▸ **Exercise instructions**: The entries below are to be repeated exactly as they stand.
**********
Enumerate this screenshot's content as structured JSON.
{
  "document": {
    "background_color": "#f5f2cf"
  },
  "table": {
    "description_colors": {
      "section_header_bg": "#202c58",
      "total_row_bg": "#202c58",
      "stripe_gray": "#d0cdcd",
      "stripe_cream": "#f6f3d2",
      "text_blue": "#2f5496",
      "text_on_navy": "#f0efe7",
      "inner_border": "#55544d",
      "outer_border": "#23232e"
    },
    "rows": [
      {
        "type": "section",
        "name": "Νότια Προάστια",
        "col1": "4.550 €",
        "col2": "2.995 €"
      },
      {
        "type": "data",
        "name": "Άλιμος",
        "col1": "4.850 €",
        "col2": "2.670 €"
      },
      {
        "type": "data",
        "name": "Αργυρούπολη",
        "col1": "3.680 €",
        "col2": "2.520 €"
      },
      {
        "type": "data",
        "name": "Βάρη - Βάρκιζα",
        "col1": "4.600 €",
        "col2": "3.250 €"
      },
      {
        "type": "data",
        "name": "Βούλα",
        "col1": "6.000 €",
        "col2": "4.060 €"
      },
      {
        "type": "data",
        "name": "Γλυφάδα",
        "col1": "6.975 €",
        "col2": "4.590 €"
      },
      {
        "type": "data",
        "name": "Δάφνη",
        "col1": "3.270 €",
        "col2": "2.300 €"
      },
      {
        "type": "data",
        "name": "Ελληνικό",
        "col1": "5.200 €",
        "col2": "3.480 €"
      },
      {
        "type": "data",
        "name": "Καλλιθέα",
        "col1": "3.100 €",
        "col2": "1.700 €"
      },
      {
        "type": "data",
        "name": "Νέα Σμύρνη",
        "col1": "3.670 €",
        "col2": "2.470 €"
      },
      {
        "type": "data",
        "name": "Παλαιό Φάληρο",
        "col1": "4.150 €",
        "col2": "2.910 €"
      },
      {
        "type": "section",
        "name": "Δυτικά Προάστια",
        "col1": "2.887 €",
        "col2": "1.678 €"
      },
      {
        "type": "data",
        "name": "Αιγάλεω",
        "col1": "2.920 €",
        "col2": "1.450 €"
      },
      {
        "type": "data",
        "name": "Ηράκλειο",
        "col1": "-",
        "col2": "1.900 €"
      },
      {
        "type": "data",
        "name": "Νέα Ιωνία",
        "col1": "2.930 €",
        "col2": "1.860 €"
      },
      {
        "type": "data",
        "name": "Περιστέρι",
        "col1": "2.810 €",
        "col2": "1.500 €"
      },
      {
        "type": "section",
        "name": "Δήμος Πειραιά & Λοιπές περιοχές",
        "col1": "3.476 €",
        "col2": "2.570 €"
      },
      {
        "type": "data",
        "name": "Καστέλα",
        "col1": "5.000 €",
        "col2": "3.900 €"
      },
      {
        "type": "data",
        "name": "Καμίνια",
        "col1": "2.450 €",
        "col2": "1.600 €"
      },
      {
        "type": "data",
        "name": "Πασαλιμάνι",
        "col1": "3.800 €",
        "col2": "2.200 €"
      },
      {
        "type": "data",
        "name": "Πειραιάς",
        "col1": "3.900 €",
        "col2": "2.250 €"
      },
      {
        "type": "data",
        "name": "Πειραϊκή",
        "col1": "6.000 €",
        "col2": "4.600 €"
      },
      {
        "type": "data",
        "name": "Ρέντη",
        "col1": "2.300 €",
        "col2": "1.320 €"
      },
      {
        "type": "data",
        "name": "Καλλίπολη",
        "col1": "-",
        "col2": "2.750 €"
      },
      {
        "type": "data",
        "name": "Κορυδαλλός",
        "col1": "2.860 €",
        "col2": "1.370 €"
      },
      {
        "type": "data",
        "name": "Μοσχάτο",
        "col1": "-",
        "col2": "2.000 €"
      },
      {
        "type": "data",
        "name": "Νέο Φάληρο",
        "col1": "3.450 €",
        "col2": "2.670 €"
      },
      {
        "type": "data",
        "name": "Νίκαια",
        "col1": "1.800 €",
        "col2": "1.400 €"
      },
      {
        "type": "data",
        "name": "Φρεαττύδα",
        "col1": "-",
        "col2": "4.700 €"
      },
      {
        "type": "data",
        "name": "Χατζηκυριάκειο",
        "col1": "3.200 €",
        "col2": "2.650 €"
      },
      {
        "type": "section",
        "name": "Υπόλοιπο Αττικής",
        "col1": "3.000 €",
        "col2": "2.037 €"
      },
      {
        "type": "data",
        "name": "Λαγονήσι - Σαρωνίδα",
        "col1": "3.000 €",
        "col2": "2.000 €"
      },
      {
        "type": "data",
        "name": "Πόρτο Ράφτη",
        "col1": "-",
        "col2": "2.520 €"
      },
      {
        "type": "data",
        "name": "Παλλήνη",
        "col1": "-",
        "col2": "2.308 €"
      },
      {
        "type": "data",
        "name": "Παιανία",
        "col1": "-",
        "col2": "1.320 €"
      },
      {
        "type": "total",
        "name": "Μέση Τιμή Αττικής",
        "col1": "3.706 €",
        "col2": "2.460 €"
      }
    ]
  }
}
**********
▸ **Output of the exercise**:
Enumerate this screenshot's content as structured JSON.
{
  "document": {
    "background_color": "#f5f2cf"
  },
  "table": {
    "description_colors": {
      "section_header_bg": "#202c58",
      "total_row_bg": "#202c58",
      "stripe_gray": "#d0cdcd",
      "stripe_cream": "#f6f3d2",
      "text_blue": "#2f5496",
      "text_on_navy": "#f0efe7",
      "inner_border": "#55544d",
      "outer_border": "#23232e"
    },
    "rows": [
      {
        "type": "section",
        "name": "Νότια Προάστια",
        "col1": "4.550 €",
        "col2": "2.995 €"
      },
      {
        "type": "data",
        "name": "Άλιμος",
        "col1": "4.850 €",
        "col2": "2.670 €"
      },
      {
        "type": "data",
        "name": "Αργυρούπολη",
        "col1": "3.680 €",
        "col2": "2.520 €"
      },
      {
        "type": "data",
        "name": "Βάρη - Βάρκιζα",
        "col1": "4.600 €",
        "col2": "3.250 €"
      },
      {
        "type": "data",
        "name": "Βούλα",
        "col1": "6.000 €",
        "col2": "4.060 €"
      },
      {
        "type": "data",
        "name": "Γλυφάδα",
        "col1": "6.975 €",
        "col2": "4.590 €"
      },
      {
        "type": "data",
        "name": "Δάφνη",
        "col1": "3.270 €",
        "col2": "2.300 €"
      },
      {
        "type": "data",
        "name": "Ελληνικό",
        "col1": "5.200 €",
        "col2": "3.480 €"
      },
      {
        "type": "data",
        "name": "Καλλιθέα",
        "col1": "3.100 €",
        "col2": "1.700 €"
      },
      {
        "type": "data",
        "name": "Νέα Σμύρνη",
        "col1": "3.670 €",
        "col2": "2.470 €"
      },
      {
        "type": "data",
        "name": "Παλαιό Φάληρο",
        "col1": "4.150 €",
        "col2": "2.910 €"
      },
      {
        "type": "section",
        "name": "Δυτικά Προάστια",
        "col1": "2.887 €",
        "col2": "1.678 €"
      },
      {
        "type": "data",
        "name": "Αιγάλεω",
        "col1": "2.920 €",
        "col2": "1.450 €"
      },
      {
        "type": "data",
        "name": "Ηράκλειο",
        "col1": "-",
        "col2": "1.900 €"
      },
      {
        "type": "data",
        "name": "Νέα Ιωνία",
        "col1": "2.930 €",
        "col2": "1.860 €"
      },
      {
        "type": "data",
        "name": "Περιστέρι",
        "col1": "2.810 €",
        "col2": "1.500 €"
      },
      {
        "type": "section",
        "name": "Δήμος Πειραιά & Λοιπές περιοχές",
        "col1": "3.476 €",
        "col2": "2.570 €"
      },
      {
        "type": "data",
        "name": "Καστέλα",
        "col1": "5.000 €",
        "col2": "3.900 €"
      },
      {
        "type": "data",
        "name": "Καμίνια",
        "col1": "2.450 €",
        "col2": "1.600 €"
      },
      {
        "type": "data",
        "name": "Πασαλιμάνι",
        "col1": "3.800 €",
        "col2": "2.200 €"
      },
      {
        "type": "data",
        "name": "Πειραιάς",
        "col1": "3.900 €",
        "col2": "2.250 €"
      },
      {
        "type": "data",
        "name": "Πειραϊκή",
        "col1": "6.000 €",
        "col2": "4.600 €"
      },
      {
        "type": "data",
        "name": "Ρέντη",
        "col1": "2.300 €",
        "col2": "1.320 €"
      },
      {
        "type": "data",
        "name": "Καλλίπολη",
        "col1": "-",
        "col2": "2.750 €"
      },
      {
        "type": "data",
        "name": "Κορυδαλλός",
        "col1": "2.860 €",
        "col2": "1.370 €"
      },
      {
        "type": "data",
        "name": "Μοσχάτο",
        "col1": "-",
        "col2": "2.000 €"
      },
      {
        "type": "data",
        "name": "Νέο Φάληρο",
        "col1": "3.450 €",
        "col2": "2.670 €"
      },
      {
        "type": "data",
        "name": "Νίκαια",
        "col1": "1.800 €",
        "col2": "1.400 €"
      },
      {
        "type": "data",
        "name": "Φρεαττύδα",
        "col1": "-",
        "col2": "4.700 €"
      },
      {
        "type": "data",
        "name": "Χατζηκυριάκειο",
        "col1": "3.200 €",
        "col2": "2.650 €"
      },
      {
        "type": "section",
        "name": "Υπόλοιπο Αττικής",
        "col1": "3.000 €",
        "col2": "2.037 €"
      },
      {
        "type": "data",
        "name": "Λαγονήσι - Σαρωνίδα",
        "col1": "3.000 €",
        "col2": "2.000 €"
      },
      {
        "type": "data",
        "name": "Πόρτο Ράφτη",
        "col1": "-",
        "col2": "2.520 €"
      },
      {
        "type": "data",
        "name": "Παλλήνη",
        "col1": "-",
        "col2": "2.308 €"
      },
      {
        "type": "data",
        "name": "Παιανία",
        "col1": "-",
        "col2": "1.320 €"
      },
      {
        "type": "total",
        "name": "Μέση Τιμή Αττικής",
        "col1": "3.706 €",
        "col2": "2.460 €"
      }
    ]
  }
}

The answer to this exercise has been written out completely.